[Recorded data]
☆ ☆ ☆ ☆ ☆ ☆ ☆

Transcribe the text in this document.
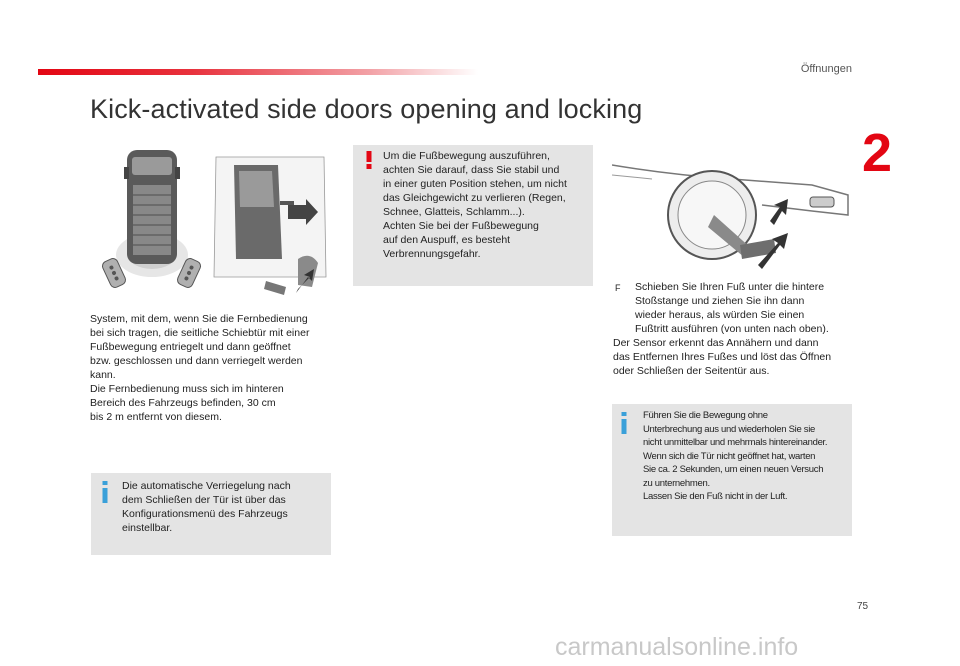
Öffnungen
2
Kick-activated side doors opening and locking
Um die Fußbewegung auszuführen,
achten Sie darauf, dass Sie stabil und
in einer guten Position stehen, um nicht
das Gleichgewicht zu verlieren (Regen,
Schnee, Glatteis, Schlamm...).
Achten Sie bei der Fußbewegung
auf den Auspuff, es besteht
Verbrennungsgefahr.
System, mit dem, wenn Sie die Fernbedienung
bei sich tragen, die seitliche Schiebtür mit einer
Fußbewegung entriegelt und dann geöffnet
bzw. geschlossen und dann verriegelt werden
kann.
Die Fernbedienung muss sich im hinteren
Bereich des Fahrzeugs befinden, 30 cm
bis 2 m entfernt von diesem.
Die automatische Verriegelung nach
dem Schließen der Tür ist über das
Konfigurationsmenü des Fahrzeugs
einstellbar.
F Schieben Sie Ihren Fuß unter die hintere
Stoßstange und ziehen Sie ihn dann
wieder heraus, als würden Sie einen
Fußtritt ausführen (von unten nach oben).
Der Sensor erkennt das Annähern und dann
das Entfernen Ihres Fußes und löst das Öffnen
oder Schließen der Seitentür aus.
Führen Sie die Bewegung ohne
Unterbrechung aus und wiederholen Sie sie
nicht unmittelbar und mehrmals hintereinander.
Wenn sich die Tür nicht geöffnet hat, warten
Sie ca. 2 Sekunden, um einen neuen Versuch
zu unternehmen.
Lassen Sie den Fuß nicht in der Luft.
75
carmanualsonline.info
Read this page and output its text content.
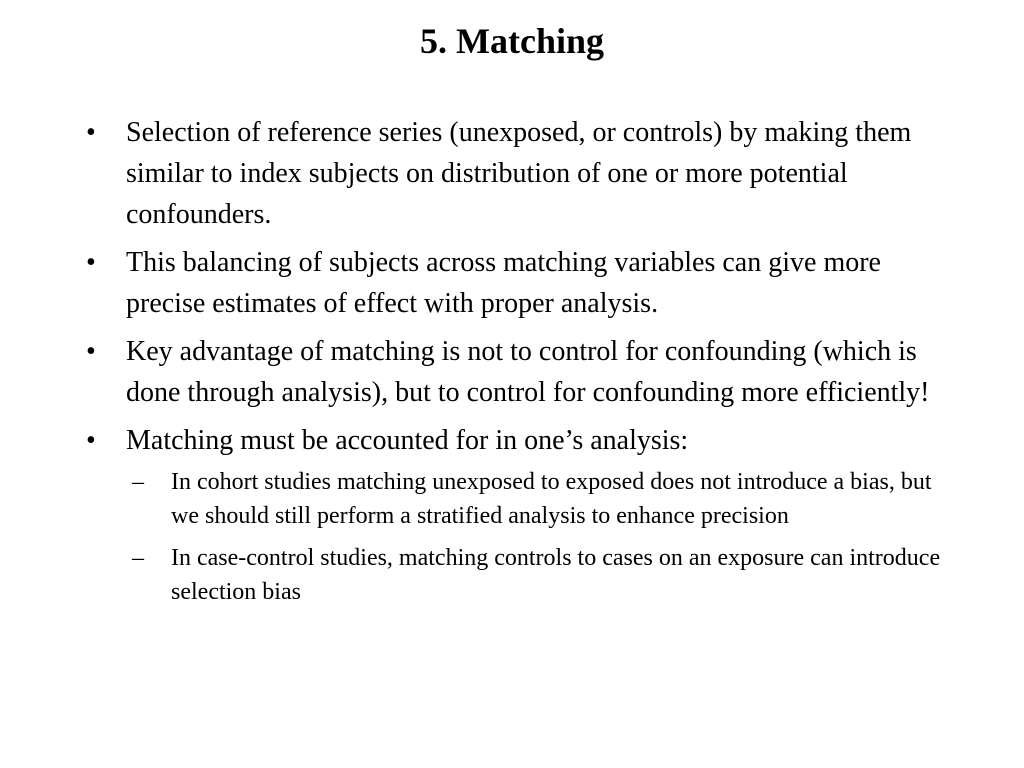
5. Matching
•	Selection of reference series (unexposed, or controls) by making them similar to index subjects on distribution of one or more potential confounders.
•	This balancing of subjects across matching variables can give more precise estimates of effect with proper analysis.
•	Key advantage of matching is not to control for confounding (which is done through analysis), but to control for confounding more efficiently!
•	Matching must be accounted for in one’s analysis:
– In cohort studies matching unexposed to exposed does not introduce a bias, but we should still perform a stratified analysis to enhance precision
– In case-control studies, matching controls to cases on an exposure can introduce selection bias
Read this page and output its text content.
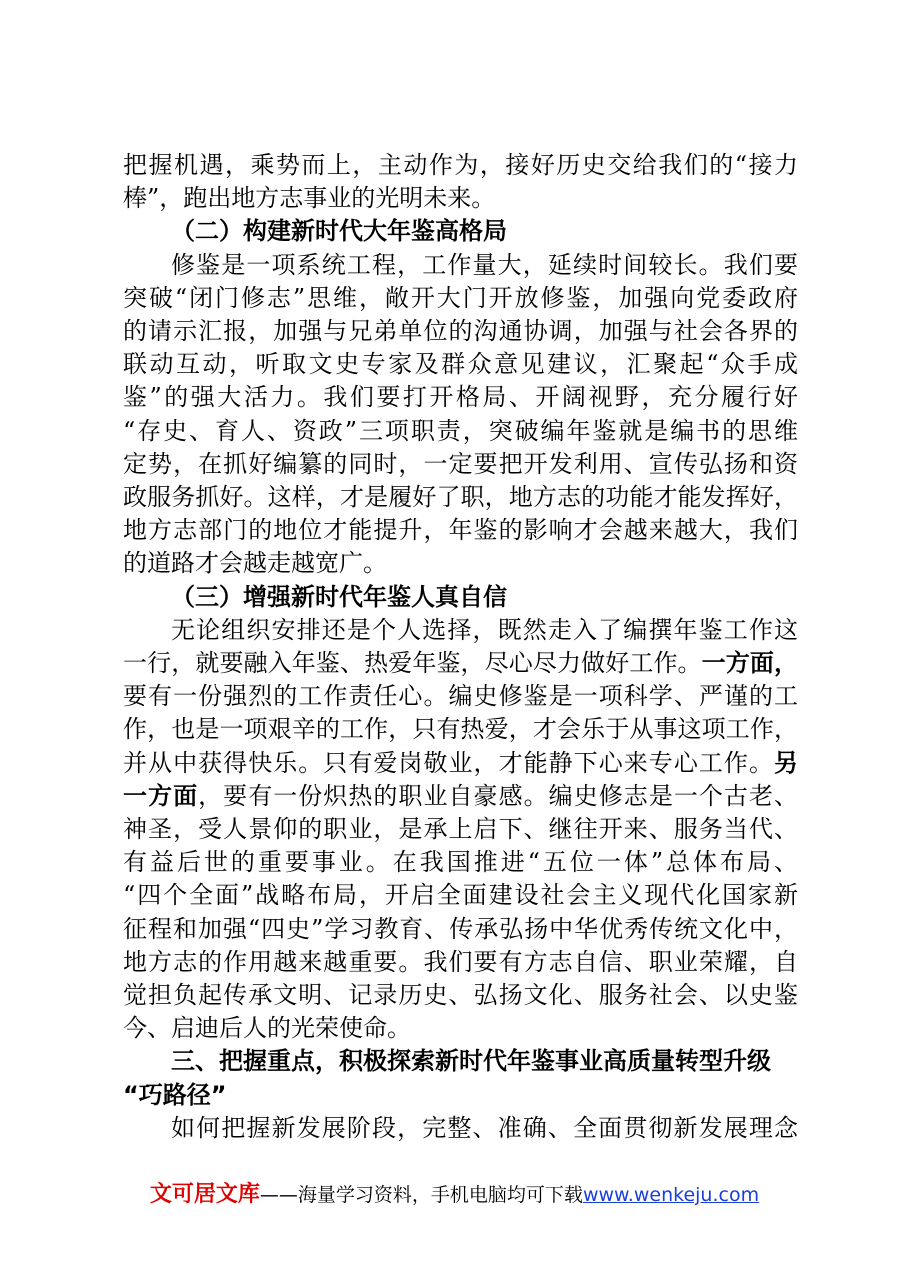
把握机遇，乘势而上，主动作为，接好历史交给我们的“接力
棒”，跑出地方志事业的光明未来。
（二）构建新时代大年鉴高格局
修鉴是一项系统工程，工作量大，延续时间较长。我们要
突破“闭门修志”思维，敞开大门开放修鉴，加强向党委政府
的请示汇报，加强与兄弟单位的沟通协调，加强与社会各界的
联动互动，听取文史专家及群众意见建议，汇聚起“众手成
鉴”的强大活力。我们要打开格局、开阔视野，充分履行好
“存史、育人、资政”三项职责，突破编年鉴就是编书的思维
定势，在抓好编纂的同时，一定要把开发利用、宣传弘扬和资
政服务抓好。这样，才是履好了职，地方志的功能才能发挥好，
地方志部门的地位才能提升，年鉴的影响才会越来越大，我们
的道路才会越走越宽广。
（三）增强新时代年鉴人真自信
无论组织安排还是个人选择，既然走入了编撰年鉴工作这
一行，就要融入年鉴、热爱年鉴，尽心尽力做好工作。一方面，
要有一份强烈的工作责任心。编史修鉴是一项科学、严谨的工
作，也是一项艰辛的工作，只有热爱，才会乐于从事这项工作，
并从中获得快乐。只有爱岗敬业，才能静下心来专心工作。另
一方面，要有一份炽热的职业自豪感。编史修志是一个古老、
神圣，受人景仰的职业，是承上启下、继往开来、服务当代、
有益后世的重要事业。在我国推进“五位一体”总体布局、
“四个全面”战略布局，开启全面建设社会主义现代化国家新
征程和加强“四史”学习教育、传承弘扬中华优秀传统文化中，
地方志的作用越来越重要。我们要有方志自信、职业荣耀，自
觉担负起传承文明、记录历史、弘扬文化、服务社会、以史鉴
今、启迪后人的光荣使命。
三、把握重点，积极探索新时代年鉴事业高质量转型升级
“巧路径”
如何把握新发展阶段，完整、准确、全面贯彻新发展理念
文可居文库——海量学习资料，手机电脑均可下载www.wenkeju.com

☆ ☆ ☆ ☆ ☆ ☆ ☆

Your objective:
Lines that hold the word "geöffnet" are the ones to return, every one of them.

Final result:
Fußbewegung entriegelt und dann geöffnet
Wenn sich die Tür nicht geöffnet hat, warten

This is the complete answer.